Excerpt:
L-BFGS

Synopsis

#include <boost/math/optimization/lbfgs.hpp>

namespace boost {
namespace math {
namespace optimization {

namespace rdiff = boost::math::differentiation::reverse_mode;

/**
 *
 * @brief Limited-memory BFGS (L-BFGS) optimizer
 *
 * The `lbfgs` class implements the Limited-memory BFGS optimization algorithm,
 * a quasi-Newton method that approximates the inverse Hessian using a rolling
 * window of the last `m` updates. It is suitable for medium- to large-scale
 * optimization problems where full Hessian storage is infeasible.
 *
 * @tparam> ArgumentContainer: container type for parameters, e.g.
 * std::vector<RealType>
 * @tparam> RealType scalar floating type (e.g. double, float)

Written problem 1:
Update the L-BFGS synopsis from "namespace rdiff = boost::math::differentiation::reverse_mode;" up to and including "storage is infeasible.", changing "infeasible" to "impractical".

Task input:
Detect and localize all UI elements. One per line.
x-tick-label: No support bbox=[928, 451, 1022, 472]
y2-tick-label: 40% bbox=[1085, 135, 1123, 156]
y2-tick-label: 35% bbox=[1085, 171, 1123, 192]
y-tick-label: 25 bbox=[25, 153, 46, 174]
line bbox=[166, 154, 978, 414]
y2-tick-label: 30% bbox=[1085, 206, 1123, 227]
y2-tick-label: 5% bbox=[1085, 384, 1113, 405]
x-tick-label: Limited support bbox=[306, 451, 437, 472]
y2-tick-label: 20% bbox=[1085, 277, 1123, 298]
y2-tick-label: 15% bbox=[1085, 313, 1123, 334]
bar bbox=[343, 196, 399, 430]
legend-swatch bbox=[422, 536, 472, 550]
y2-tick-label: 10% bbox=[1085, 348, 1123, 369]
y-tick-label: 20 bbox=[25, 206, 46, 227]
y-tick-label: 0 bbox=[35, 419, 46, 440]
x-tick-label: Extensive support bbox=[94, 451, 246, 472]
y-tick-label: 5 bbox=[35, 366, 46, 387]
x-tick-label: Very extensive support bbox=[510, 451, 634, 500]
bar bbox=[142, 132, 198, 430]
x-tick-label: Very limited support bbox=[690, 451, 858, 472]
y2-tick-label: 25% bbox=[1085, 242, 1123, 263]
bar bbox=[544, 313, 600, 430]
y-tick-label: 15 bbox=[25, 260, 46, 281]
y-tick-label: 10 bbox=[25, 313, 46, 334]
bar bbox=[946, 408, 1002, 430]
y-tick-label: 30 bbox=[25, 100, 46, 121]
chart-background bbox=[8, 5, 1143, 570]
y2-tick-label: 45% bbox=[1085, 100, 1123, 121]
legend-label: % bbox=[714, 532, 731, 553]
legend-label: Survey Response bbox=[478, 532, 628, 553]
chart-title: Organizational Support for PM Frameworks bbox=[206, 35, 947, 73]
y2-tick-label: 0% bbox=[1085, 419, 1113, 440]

Written problem 2:
Return the records from their first line up to and including the line with "y-tick-label: 30 bbox=[25, 100, 46, 121]", copying each line exactly.

Final result 1:
namespace rdiff = boost::math::differentiation::reverse_mode;

/**
 *
 * @brief Limited-memory BFGS (L-BFGS) optimizer
 *
 * The `lbfgs` class implements the Limited-memory BFGS optimization algorithm,
 * a quasi-Newton method that approximates the inverse Hessian using a rolling
 * window of the last `m` updates. It is suitable for medium- to large-scale
 * optimization problems where full Hessian storage is impractical.

Final result 2:
Detect and localize all UI elements. One per line.
x-tick-label: No support bbox=[928, 451, 1022, 472]
y2-tick-label: 40% bbox=[1085, 135, 1123, 156]
y2-tick-label: 35% bbox=[1085, 171, 1123, 192]
y-tick-label: 25 bbox=[25, 153, 46, 174]
line bbox=[166, 154, 978, 414]
y2-tick-label: 30% bbox=[1085, 206, 1123, 227]
y2-tick-label: 5% bbox=[1085, 384, 1113, 405]
x-tick-label: Limited support bbox=[306, 451, 437, 472]
y2-tick-label: 20% bbox=[1085, 277, 1123, 298]
y2-tick-label: 15% bbox=[1085, 313, 1123, 334]
bar bbox=[343, 196, 399, 430]
legend-swatch bbox=[422, 536, 472, 550]
y2-tick-label: 10% bbox=[1085, 348, 1123, 369]
y-tick-label: 20 bbox=[25, 206, 46, 227]
y-tick-label: 0 bbox=[35, 419, 46, 440]
x-tick-label: Extensive support bbox=[94, 451, 246, 472]
y-tick-label: 5 bbox=[35, 366, 46, 387]
x-tick-label: Very extensive support bbox=[510, 451, 634, 500]
bar bbox=[142, 132, 198, 430]
x-tick-label: Very limited support bbox=[690, 451, 858, 472]
y2-tick-label: 25% bbox=[1085, 242, 1123, 263]
bar bbox=[544, 313, 600, 430]
y-tick-label: 15 bbox=[25, 260, 46, 281]
y-tick-label: 10 bbox=[25, 313, 46, 334]
bar bbox=[946, 408, 1002, 430]
y-tick-label: 30 bbox=[25, 100, 46, 121]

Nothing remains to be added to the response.